Exercise task:
Draw out every line with the word "phrase" from the listing below.

======== Dataset records

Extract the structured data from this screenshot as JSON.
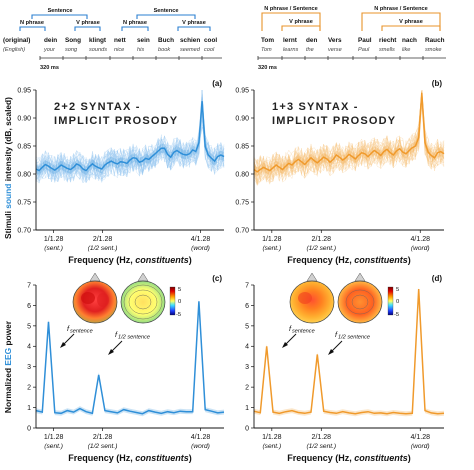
{
  "colors": {
    "blue": "#2f8fd8",
    "blue_light": "#9dcaf0",
    "orange": "#f09a2c",
    "orange_light": "#f7c98d",
    "bracket_blue": "#2a7fd0",
    "bracket_orange": "#e8932a"
  },
  "stimuli": {
    "left": {
      "row_labels": {
        "original": "(original)",
        "english": "(English)"
      },
      "words": [
        {
          "german": "dein",
          "english": "your"
        },
        {
          "german": "Song",
          "english": "song"
        },
        {
          "german": "klingt",
          "english": "sounds"
        },
        {
          "german": "nett",
          "english": "nice"
        },
        {
          "german": "sein",
          "english": "his"
        },
        {
          "german": "Buch",
          "english": "book"
        },
        {
          "german": "schien",
          "english": "seemed"
        },
        {
          "german": "cool",
          "english": "cool"
        }
      ],
      "brackets": {
        "sentence": "Sentence",
        "n_phrase": "N phrase",
        "v_phrase": "V phrase"
      },
      "timescale": "320 ms"
    },
    "right": {
      "words": [
        {
          "german": "Tom",
          "english": "Tom"
        },
        {
          "german": "lernt",
          "english": "learns"
        },
        {
          "german": "den",
          "english": "the"
        },
        {
          "german": "Vers",
          "english": "verse"
        },
        {
          "german": "Paul",
          "english": "Paul"
        },
        {
          "german": "riecht",
          "english": "smells"
        },
        {
          "german": "nach",
          "english": "like"
        },
        {
          "german": "Rauch",
          "english": "smoke"
        }
      ],
      "brackets": {
        "n_sentence": "N phrase / Sentence",
        "v_phrase": "V phrase"
      },
      "timescale": "320 ms"
    }
  },
  "ticks": {
    "labels": [
      "1/1.28",
      "2/1.28",
      "4/1.28"
    ],
    "sub_labels": [
      "(sent.)",
      "(1/2 sent.)",
      "(word)"
    ],
    "positions_hz": [
      0.78125,
      1.5625,
      3.125
    ]
  },
  "shared_labels": {
    "xlabel_prefix": "Frequency (Hz, ",
    "xlabel_italic": "constituents",
    "xlabel_suffix": ")",
    "ylabel_top": {
      "pre": "Stimuli ",
      "hl": "sound",
      "post": " intensity (dB, scaled)"
    },
    "ylabel_bottom": {
      "pre": "Normalized ",
      "hl": "EEG",
      "post": " power"
    }
  },
  "annotations": {
    "f_sentence": {
      "f": "f",
      "sub": "sentence"
    },
    "f_half_sentence": {
      "f": "f",
      "sub": "1/2 sentence"
    }
  },
  "colorbar": {
    "ticks": [
      "5",
      "0",
      "-5"
    ]
  },
  "chart_data": [
    {
      "id": "a",
      "panel_label": "(a)",
      "type": "line",
      "title": "2+2 SYNTAX -\nIMPLICIT PROSODY",
      "ylim": [
        0.7,
        0.95
      ],
      "yticks": [
        0.7,
        0.75,
        0.8,
        0.85,
        0.9,
        0.95
      ],
      "xlim": [
        0.5,
        3.5
      ],
      "xticks": [
        0.78125,
        1.5625,
        3.125
      ],
      "x_start": 0.5,
      "x_step": 0.05,
      "mean": [
        0.809,
        0.806,
        0.812,
        0.817,
        0.814,
        0.81,
        0.807,
        0.811,
        0.816,
        0.813,
        0.81,
        0.808,
        0.812,
        0.818,
        0.815,
        0.809,
        0.806,
        0.813,
        0.818,
        0.814,
        0.811,
        0.809,
        0.816,
        0.82,
        0.823,
        0.82,
        0.818,
        0.822,
        0.821,
        0.819,
        0.825,
        0.829,
        0.828,
        0.821,
        0.823,
        0.828,
        0.826,
        0.831,
        0.836,
        0.841,
        0.846,
        0.846,
        0.835,
        0.83,
        0.839,
        0.842,
        0.838,
        0.835,
        0.834,
        0.836,
        0.843,
        0.84,
        0.856,
        0.93,
        0.849,
        0.834,
        0.828,
        0.823,
        0.831,
        0.834,
        0.831
      ],
      "band": 0.008,
      "trial_count": 30,
      "trial_spread": 0.025
    },
    {
      "id": "b",
      "panel_label": "(b)",
      "type": "line",
      "title": "1+3 SYNTAX -\nIMPLICIT PROSODY",
      "ylim": [
        0.7,
        0.95
      ],
      "yticks": [
        0.7,
        0.75,
        0.8,
        0.85,
        0.9,
        0.95
      ],
      "xlim": [
        0.5,
        3.5
      ],
      "xticks": [
        0.78125,
        1.5625,
        3.125
      ],
      "x_start": 0.5,
      "x_step": 0.05,
      "mean": [
        0.808,
        0.804,
        0.808,
        0.812,
        0.809,
        0.806,
        0.811,
        0.816,
        0.812,
        0.808,
        0.814,
        0.819,
        0.816,
        0.822,
        0.826,
        0.822,
        0.817,
        0.823,
        0.829,
        0.824,
        0.82,
        0.825,
        0.83,
        0.827,
        0.821,
        0.826,
        0.834,
        0.83,
        0.825,
        0.829,
        0.835,
        0.831,
        0.827,
        0.833,
        0.838,
        0.836,
        0.831,
        0.837,
        0.842,
        0.838,
        0.833,
        0.84,
        0.844,
        0.838,
        0.834,
        0.841,
        0.845,
        0.839,
        0.836,
        0.842,
        0.847,
        0.85,
        0.865,
        0.945,
        0.856,
        0.839,
        0.833,
        0.829,
        0.838,
        0.84,
        0.836
      ],
      "band": 0.008,
      "trial_count": 30,
      "trial_spread": 0.025
    },
    {
      "id": "c",
      "panel_label": "(c)",
      "type": "line",
      "ylim": [
        0,
        7
      ],
      "yticks": [
        0,
        1,
        2,
        3,
        4,
        5,
        6,
        7
      ],
      "xlim": [
        0.5,
        3.5
      ],
      "xticks": [
        0.78125,
        1.5625,
        3.125
      ],
      "x_start": 0.5,
      "x_step": 0.1,
      "mean": [
        0.85,
        0.78,
        5.2,
        0.75,
        0.72,
        0.85,
        0.78,
        0.95,
        0.8,
        0.72,
        2.6,
        0.85,
        0.8,
        0.74,
        0.9,
        0.82,
        0.76,
        0.7,
        0.85,
        0.78,
        0.72,
        0.8,
        0.75,
        0.82,
        0.8,
        0.8,
        6.2,
        0.9,
        0.82,
        0.74,
        0.78
      ],
      "band": 0.12
    },
    {
      "id": "d",
      "panel_label": "(d)",
      "type": "line",
      "ylim": [
        0,
        7
      ],
      "yticks": [
        0,
        1,
        2,
        3,
        4,
        5,
        6,
        7
      ],
      "xlim": [
        0.5,
        3.5
      ],
      "xticks": [
        0.78125,
        1.5625,
        3.125
      ],
      "x_start": 0.5,
      "x_step": 0.1,
      "mean": [
        0.82,
        0.75,
        4.0,
        0.78,
        0.72,
        0.8,
        0.85,
        0.76,
        0.72,
        0.78,
        3.6,
        0.82,
        0.76,
        0.72,
        0.8,
        0.74,
        0.7,
        0.76,
        0.8,
        0.72,
        0.74,
        0.7,
        0.76,
        0.72,
        0.7,
        0.72,
        6.8,
        0.85,
        0.74,
        0.7,
        0.72
      ],
      "band": 0.12
    }
  ]
}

================

Solution to the problem:
        "n_phrase": "N phrase",
        "v_phrase": "V phrase"
        "n_sentence": "N phrase / Sentence",
        "v_phrase": "V phrase"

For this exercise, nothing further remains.